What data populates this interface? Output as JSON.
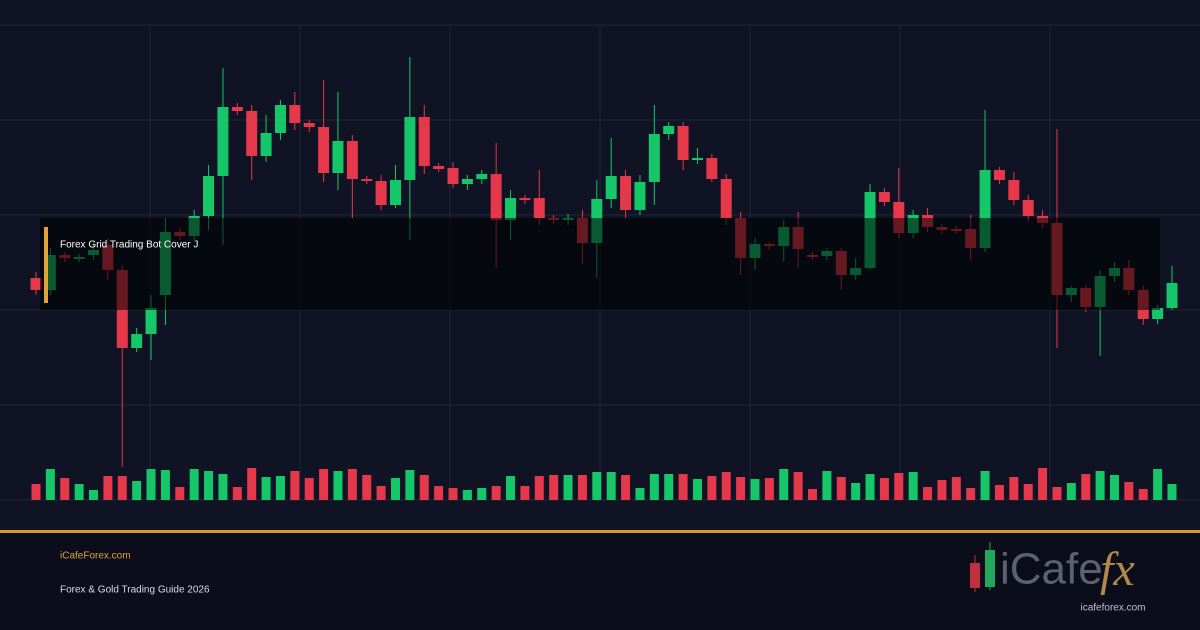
{
  "chart_data": {
    "type": "candlestick",
    "annotation": "Forex Grid Trading Bot Cover J",
    "up_color": "#16c76a",
    "down_color": "#e5394b",
    "ylim": [
      0,
      475
    ],
    "open": [
      222,
      210,
      245,
      242,
      245,
      255,
      230,
      152,
      166,
      205,
      268,
      264,
      284,
      324,
      393,
      389,
      344,
      367,
      395,
      377,
      373,
      327,
      359,
      321,
      319,
      295,
      320,
      383,
      334,
      332,
      316,
      321,
      326,
      280,
      302,
      302,
      282,
      280,
      282,
      257,
      301,
      324,
      290,
      318,
      366,
      374,
      340,
      342,
      321,
      282,
      242,
      256,
      254,
      273,
      245,
      244,
      249,
      225,
      232,
      308,
      298,
      267,
      285,
      273,
      271,
      271,
      252,
      330,
      320,
      300,
      284,
      277,
      205,
      212,
      193,
      224,
      232,
      210,
      181,
      192
    ],
    "high": [
      228,
      252,
      248,
      246,
      258,
      262,
      235,
      172,
      205,
      282,
      272,
      290,
      335,
      432,
      397,
      395,
      385,
      400,
      408,
      380,
      420,
      408,
      365,
      324,
      325,
      335,
      443,
      395,
      337,
      338,
      325,
      330,
      357,
      310,
      305,
      330,
      285,
      286,
      290,
      320,
      362,
      330,
      325,
      395,
      378,
      378,
      352,
      346,
      326,
      288,
      262,
      258,
      280,
      288,
      248,
      252,
      252,
      242,
      316,
      312,
      332,
      290,
      292,
      276,
      274,
      285,
      390,
      333,
      328,
      305,
      290,
      371,
      214,
      215,
      230,
      238,
      240,
      215,
      195,
      234
    ],
    "low": [
      205,
      205,
      238,
      238,
      240,
      220,
      33,
      148,
      140,
      175,
      260,
      258,
      270,
      255,
      385,
      320,
      338,
      360,
      370,
      368,
      318,
      310,
      282,
      316,
      290,
      292,
      260,
      326,
      328,
      312,
      310,
      316,
      232,
      260,
      296,
      275,
      276,
      275,
      236,
      222,
      292,
      282,
      285,
      295,
      360,
      330,
      336,
      318,
      275,
      225,
      230,
      250,
      238,
      232,
      240,
      240,
      210,
      220,
      230,
      294,
      262,
      262,
      268,
      266,
      266,
      240,
      248,
      316,
      295,
      278,
      272,
      152,
      198,
      188,
      144,
      218,
      205,
      175,
      176,
      190
    ],
    "close": [
      210,
      245,
      242,
      243,
      250,
      230,
      152,
      166,
      192,
      268,
      264,
      284,
      324,
      393,
      389,
      344,
      367,
      395,
      377,
      373,
      327,
      359,
      321,
      319,
      295,
      320,
      383,
      334,
      331,
      316,
      321,
      326,
      280,
      302,
      300,
      282,
      280,
      282,
      257,
      301,
      324,
      290,
      318,
      366,
      374,
      340,
      342,
      321,
      282,
      242,
      256,
      254,
      273,
      251,
      243,
      249,
      225,
      232,
      308,
      298,
      267,
      285,
      273,
      270,
      269,
      252,
      330,
      320,
      300,
      284,
      277,
      205,
      212,
      193,
      224,
      232,
      210,
      181,
      192,
      217
    ],
    "volume": [
      16,
      31,
      22,
      16,
      10,
      24,
      24,
      19,
      31,
      30,
      13,
      31,
      29,
      26,
      13,
      32,
      23,
      24,
      29,
      22,
      31,
      29,
      31,
      25,
      14,
      22,
      30,
      25,
      14,
      12,
      10,
      12,
      14,
      24,
      14,
      24,
      25,
      25,
      25,
      28,
      28,
      25,
      12,
      26,
      26,
      26,
      21,
      24,
      28,
      23,
      21,
      22,
      31,
      28,
      11,
      29,
      23,
      17,
      26,
      22,
      27,
      28,
      13,
      20,
      23,
      12,
      29,
      15,
      23,
      16,
      32,
      13,
      17,
      26,
      29,
      25,
      18,
      11,
      31,
      16
    ]
  },
  "footer": {
    "site": "iCafeForex.com",
    "subtitle": "Forex & Gold Trading Guide 2026",
    "logo_text": "iCafe",
    "logo_mark": "fx",
    "logo_url": "icafeforex.com"
  }
}
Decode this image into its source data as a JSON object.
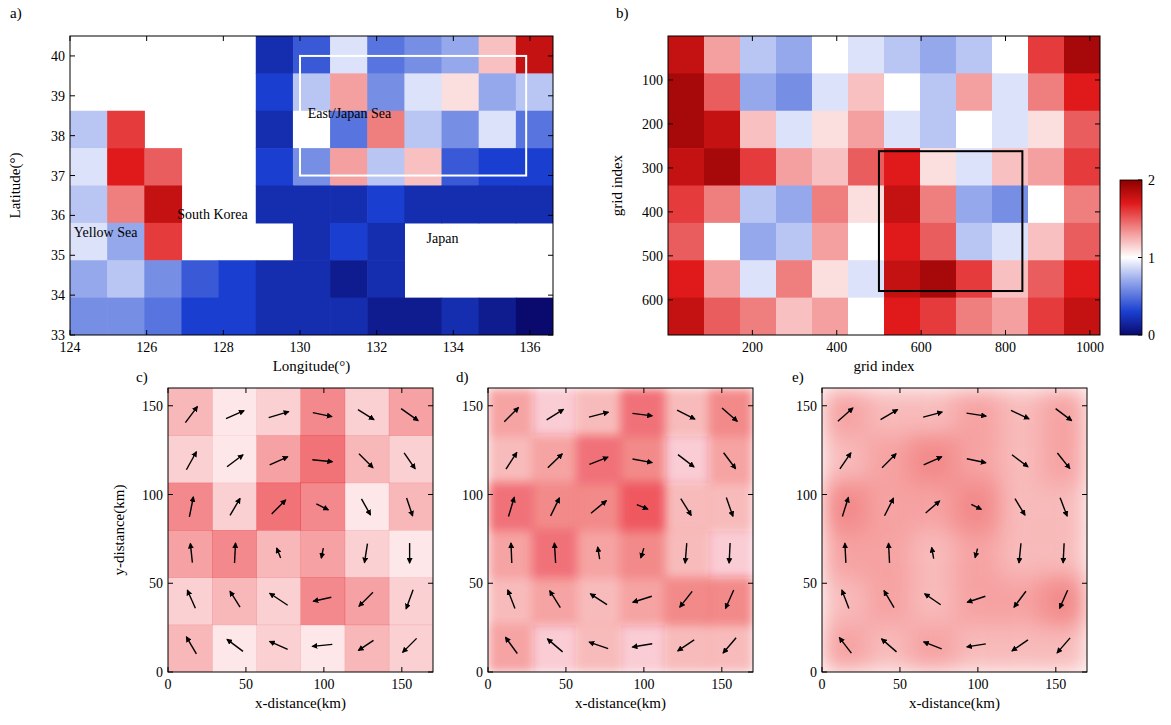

########################################

Task to complete
Keep the pictures out of your copy, and repeat every entry above exactly.

Solution
What data populates this interface? Output as JSON.
{
  "chart_data": {
    "type": "candlestick",
    "annotation": "Forex Grid Trading Bot Cover J",
    "up_color": "#16c76a",
    "down_color": "#e5394b",
    "ylim": [
      0,
      475
    ],
    "open": [
      222,
      210,
      245,
      242,
      245,
      255,
      230,
      152,
      166,
      205,
      268,
      264,
      284,
      324,
      393,
      389,
      344,
      367,
      395,
      377,
      373,
      327,
      359,
      321,
      319,
      295,
      320,
      383,
      334,
      332,
      316,
      321,
      326,
      280,
      302,
      302,
      282,
      280,
      282,
      257,
      301,
      324,
      290,
      318,
      366,
      374,
      340,
      342,
      321,
      282,
      242,
      256,
      254,
      273,
      245,
      244,
      249,
      225,
      232,
      308,
      298,
      267,
      285,
      273,
      271,
      271,
      252,
      330,
      320,
      300,
      284,
      277,
      205,
      212,
      193,
      224,
      232,
      210,
      181,
      192
    ],
    "high": [
      228,
      252,
      248,
      246,
      258,
      262,
      235,
      172,
      205,
      282,
      272,
      290,
      335,
      432,
      397,
      395,
      385,
      400,
      408,
      380,
      420,
      408,
      365,
      324,
      325,
      335,
      443,
      395,
      337,
      338,
      325,
      330,
      357,
      310,
      305,
      330,
      285,
      286,
      290,
      320,
      362,
      330,
      325,
      395,
      378,
      378,
      352,
      346,
      326,
      288,
      262,
      258,
      280,
      288,
      248,
      252,
      252,
      242,
      316,
      312,
      332,
      290,
      292,
      276,
      274,
      285,
      390,
      333,
      328,
      305,
      290,
      371,
      214,
      215,
      230,
      238,
      240,
      215,
      195,
      234
    ],
    "low": [
      205,
      205,
      238,
      238,
      240,
      220,
      33,
      148,
      140,
      175,
      260,
      258,
      270,
      255,
      385,
      320,
      338,
      360,
      370,
      368,
      318,
      310,
      282,
      316,
      290,
      292,
      260,
      326,
      328,
      312,
      310,
      316,
      232,
      260,
      296,
      275,
      276,
      275,
      236,
      222,
      292,
      282,
      285,
      295,
      360,
      330,
      336,
      318,
      275,
      225,
      230,
      250,
      238,
      232,
      240,
      240,
      210,
      220,
      230,
      294,
      262,
      262,
      268,
      266,
      266,
      240,
      248,
      316,
      295,
      278,
      272,
      152,
      198,
      188,
      144,
      218,
      205,
      175,
      176,
      190
    ],
    "close": [
      210,
      245,
      242,
      243,
      250,
      230,
      152,
      166,
      192,
      268,
      264,
      284,
      324,
      393,
      389,
      344,
      367,
      395,
      377,
      373,
      327,
      359,
      321,
      319,
      295,
      320,
      383,
      334,
      331,
      316,
      321,
      326,
      280,
      302,
      300,
      282,
      280,
      282,
      257,
      301,
      324,
      290,
      318,
      366,
      374,
      340,
      342,
      321,
      282,
      242,
      256,
      254,
      273,
      251,
      243,
      249,
      225,
      232,
      308,
      298,
      267,
      285,
      273,
      270,
      269,
      252,
      330,
      320,
      300,
      284,
      277,
      205,
      212,
      193,
      224,
      232,
      210,
      181,
      192,
      217
    ],
    "volume": [
      16,
      31,
      22,
      16,
      10,
      24,
      24,
      19,
      31,
      30,
      13,
      31,
      29,
      26,
      13,
      32,
      23,
      24,
      29,
      22,
      31,
      29,
      31,
      25,
      14,
      22,
      30,
      25,
      14,
      12,
      10,
      12,
      14,
      24,
      14,
      24,
      25,
      25,
      25,
      28,
      28,
      25,
      12,
      26,
      26,
      26,
      21,
      24,
      28,
      23,
      21,
      22,
      31,
      28,
      11,
      29,
      23,
      17,
      26,
      22,
      27,
      28,
      13,
      20,
      23,
      12,
      29,
      15,
      23,
      16,
      32,
      13,
      17,
      26,
      29,
      25,
      18,
      11,
      31,
      16
    ]
  },
  "footer": {
    "site": "iCafeForex.com",
    "subtitle": "Forex & Gold Trading Guide 2026",
    "logo_text": "iCafe",
    "logo_mark": "fx",
    "logo_url": "icafeforex.com"
  }
}
Decode this image into its source data as a JSON object.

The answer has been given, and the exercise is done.